● **Exercise prompt**: Copy out everything in the records from the line containing "- thumbnail-primavera-sound[interactable]: MAVERA" down to the line containing "- video-title[interactable]: Reportatge: Centres", with both of those lines included.

Items from a dataset:
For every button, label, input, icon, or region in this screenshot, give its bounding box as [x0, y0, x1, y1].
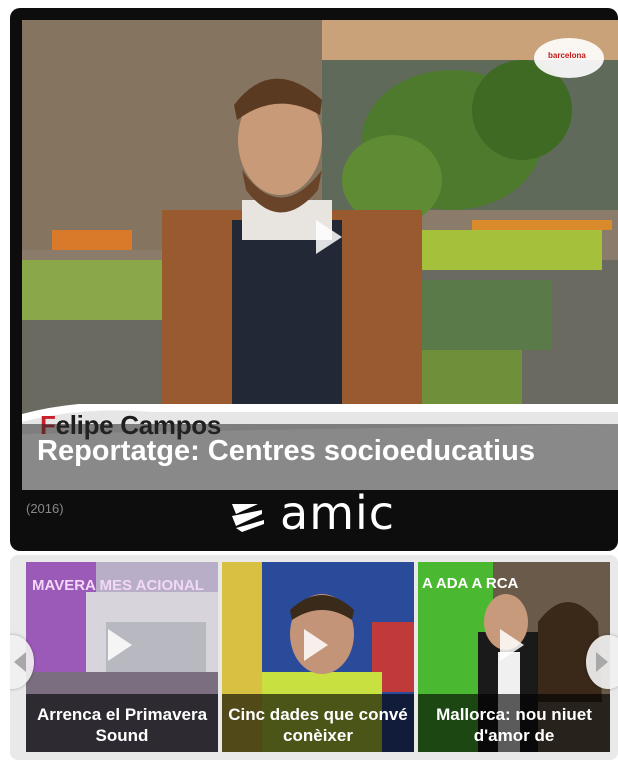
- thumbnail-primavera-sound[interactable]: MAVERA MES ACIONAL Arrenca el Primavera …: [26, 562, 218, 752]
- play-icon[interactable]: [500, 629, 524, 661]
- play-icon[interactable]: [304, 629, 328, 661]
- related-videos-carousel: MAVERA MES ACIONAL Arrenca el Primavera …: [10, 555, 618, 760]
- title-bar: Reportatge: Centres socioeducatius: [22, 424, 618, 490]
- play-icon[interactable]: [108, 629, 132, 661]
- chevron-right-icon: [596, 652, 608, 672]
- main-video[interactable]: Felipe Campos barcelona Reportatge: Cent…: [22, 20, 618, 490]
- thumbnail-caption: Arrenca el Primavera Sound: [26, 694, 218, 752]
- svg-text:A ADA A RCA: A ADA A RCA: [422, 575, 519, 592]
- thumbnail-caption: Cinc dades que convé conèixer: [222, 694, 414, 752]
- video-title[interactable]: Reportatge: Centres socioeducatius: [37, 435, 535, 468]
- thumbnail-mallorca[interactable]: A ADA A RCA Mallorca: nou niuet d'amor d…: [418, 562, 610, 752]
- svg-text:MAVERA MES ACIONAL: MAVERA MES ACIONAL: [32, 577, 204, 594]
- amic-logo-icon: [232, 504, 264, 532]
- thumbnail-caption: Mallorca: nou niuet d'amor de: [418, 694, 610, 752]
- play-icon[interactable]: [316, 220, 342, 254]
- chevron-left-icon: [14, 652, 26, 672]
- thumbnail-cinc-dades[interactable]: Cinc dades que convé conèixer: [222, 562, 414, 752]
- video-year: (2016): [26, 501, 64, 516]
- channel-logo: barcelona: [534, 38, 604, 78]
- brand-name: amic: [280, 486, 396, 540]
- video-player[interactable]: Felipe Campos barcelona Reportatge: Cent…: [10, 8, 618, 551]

● **Written solution**:
- thumbnail-primavera-sound[interactable]: MAVERA MES ACIONAL Arrenca el Primavera …: [26, 562, 218, 752]
- play-icon[interactable]: [500, 629, 524, 661]
- play-icon[interactable]: [304, 629, 328, 661]
- related-videos-carousel: MAVERA MES ACIONAL Arrenca el Primavera …: [10, 555, 618, 760]
- title-bar: Reportatge: Centres socioeducatius: [22, 424, 618, 490]
- play-icon[interactable]: [108, 629, 132, 661]
- chevron-right-icon: [596, 652, 608, 672]
- main-video[interactable]: Felipe Campos barcelona Reportatge: Cent…: [22, 20, 618, 490]
- thumbnail-caption: Arrenca el Primavera Sound: [26, 694, 218, 752]
- svg-text:A ADA A RCA: A ADA A RCA: [422, 575, 519, 592]
- thumbnail-caption: Cinc dades que convé conèixer: [222, 694, 414, 752]
- video-title[interactable]: Reportatge: Centres socioeducatius: [37, 435, 535, 468]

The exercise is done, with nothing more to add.